WHAT YOU WILL DO:
All of the material should be reproduced exactly, with pictures left out.

Records about charts and figures
--------------------

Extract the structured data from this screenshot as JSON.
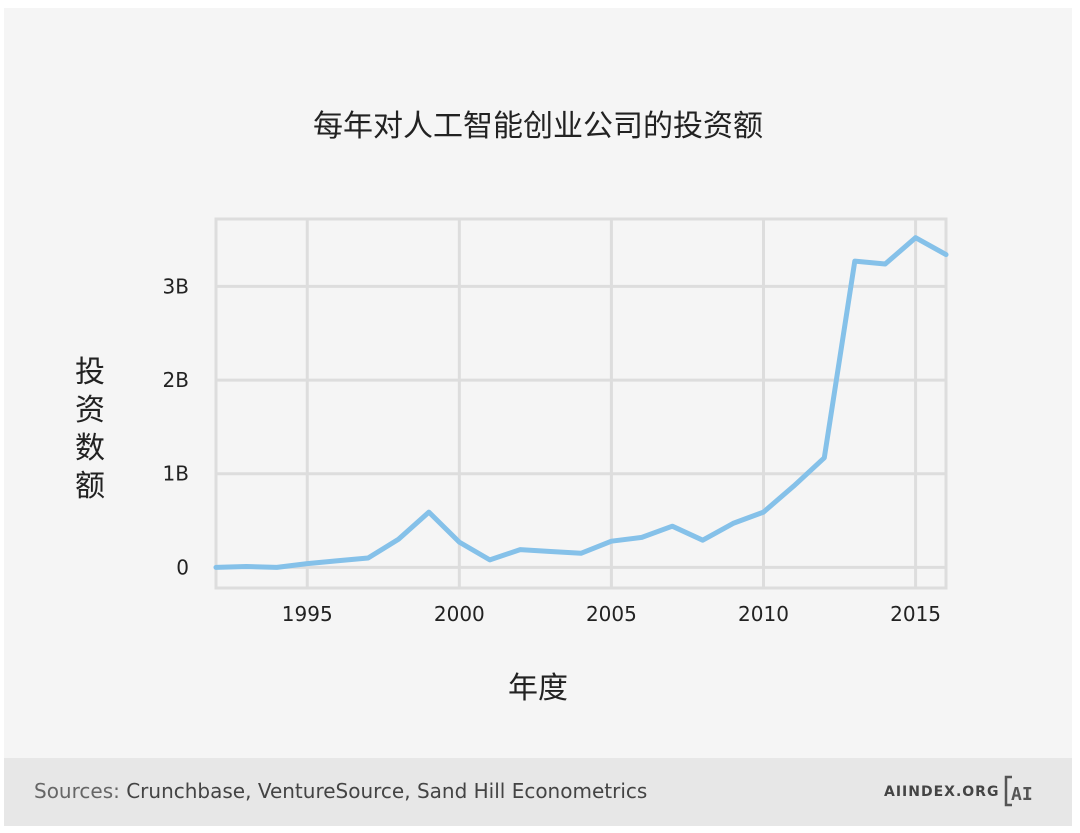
{
  "footer": {
    "source_label": "Sources:",
    "source_names": "Crunchbase, VentureSource, Sand Hill Econometrics",
    "brand": "AIINDEX.ORG",
    "logo_text": "AI"
  },
  "colors": {
    "background": "#f5f5f5",
    "footer": "#e7e7e7",
    "series": "#85c1e9",
    "grid": "#dddddd",
    "text": "#222222"
  },
  "chart_data": {
    "type": "line",
    "title": "每年对人工智能创业公司的投资额",
    "xlabel": "年度",
    "ylabel": "投资数额",
    "x_ticks": [
      1995,
      2000,
      2005,
      2010,
      2015
    ],
    "y_ticks": [
      {
        "value": 0,
        "label": "0"
      },
      {
        "value": 1000000000,
        "label": "1B"
      },
      {
        "value": 2000000000,
        "label": "2B"
      },
      {
        "value": 3000000000,
        "label": "3B"
      }
    ],
    "xlim": [
      1992,
      2016
    ],
    "ylim": [
      -220000000,
      3720000000
    ],
    "grid": true,
    "legend": "none",
    "series": [
      {
        "x": [
          1992,
          1993,
          1994,
          1995,
          1996,
          1997,
          1998,
          1999,
          2000,
          2001,
          2002,
          2003,
          2004,
          2005,
          2006,
          2007,
          2008,
          2009,
          2010,
          2011,
          2012,
          2013,
          2014,
          2015,
          2016
        ],
        "values": [
          0,
          10000000,
          0,
          40000000,
          70000000,
          100000000,
          300000000,
          590000000,
          270000000,
          80000000,
          190000000,
          170000000,
          150000000,
          280000000,
          320000000,
          440000000,
          290000000,
          470000000,
          590000000,
          870000000,
          1170000000,
          3270000000,
          3240000000,
          3520000000,
          3340000000
        ]
      }
    ]
  }
}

--------------------

SOLUTION FOR THIS TASK:
Extract the structured data from this screenshot as JSON.
{
  "footer": {
    "source_label": "Sources:",
    "source_names": "Crunchbase, VentureSource, Sand Hill Econometrics",
    "brand": "AIINDEX.ORG",
    "logo_text": "AI"
  },
  "colors": {
    "background": "#f5f5f5",
    "footer": "#e7e7e7",
    "series": "#85c1e9",
    "grid": "#dddddd",
    "text": "#222222"
  },
  "chart_data": {
    "type": "line",
    "title": "每年对人工智能创业公司的投资额",
    "xlabel": "年度",
    "ylabel": "投资数额",
    "x_ticks": [
      1995,
      2000,
      2005,
      2010,
      2015
    ],
    "y_ticks": [
      {
        "value": 0,
        "label": "0"
      },
      {
        "value": 1000000000,
        "label": "1B"
      },
      {
        "value": 2000000000,
        "label": "2B"
      },
      {
        "value": 3000000000,
        "label": "3B"
      }
    ],
    "xlim": [
      1992,
      2016
    ],
    "ylim": [
      -220000000,
      3720000000
    ],
    "grid": true,
    "legend": "none",
    "series": [
      {
        "x": [
          1992,
          1993,
          1994,
          1995,
          1996,
          1997,
          1998,
          1999,
          2000,
          2001,
          2002,
          2003,
          2004,
          2005,
          2006,
          2007,
          2008,
          2009,
          2010,
          2011,
          2012,
          2013,
          2014,
          2015,
          2016
        ],
        "values": [
          0,
          10000000,
          0,
          40000000,
          70000000,
          100000000,
          300000000,
          590000000,
          270000000,
          80000000,
          190000000,
          170000000,
          150000000,
          280000000,
          320000000,
          440000000,
          290000000,
          470000000,
          590000000,
          870000000,
          1170000000,
          3270000000,
          3240000000,
          3520000000,
          3340000000
        ]
      }
    ]
  }
}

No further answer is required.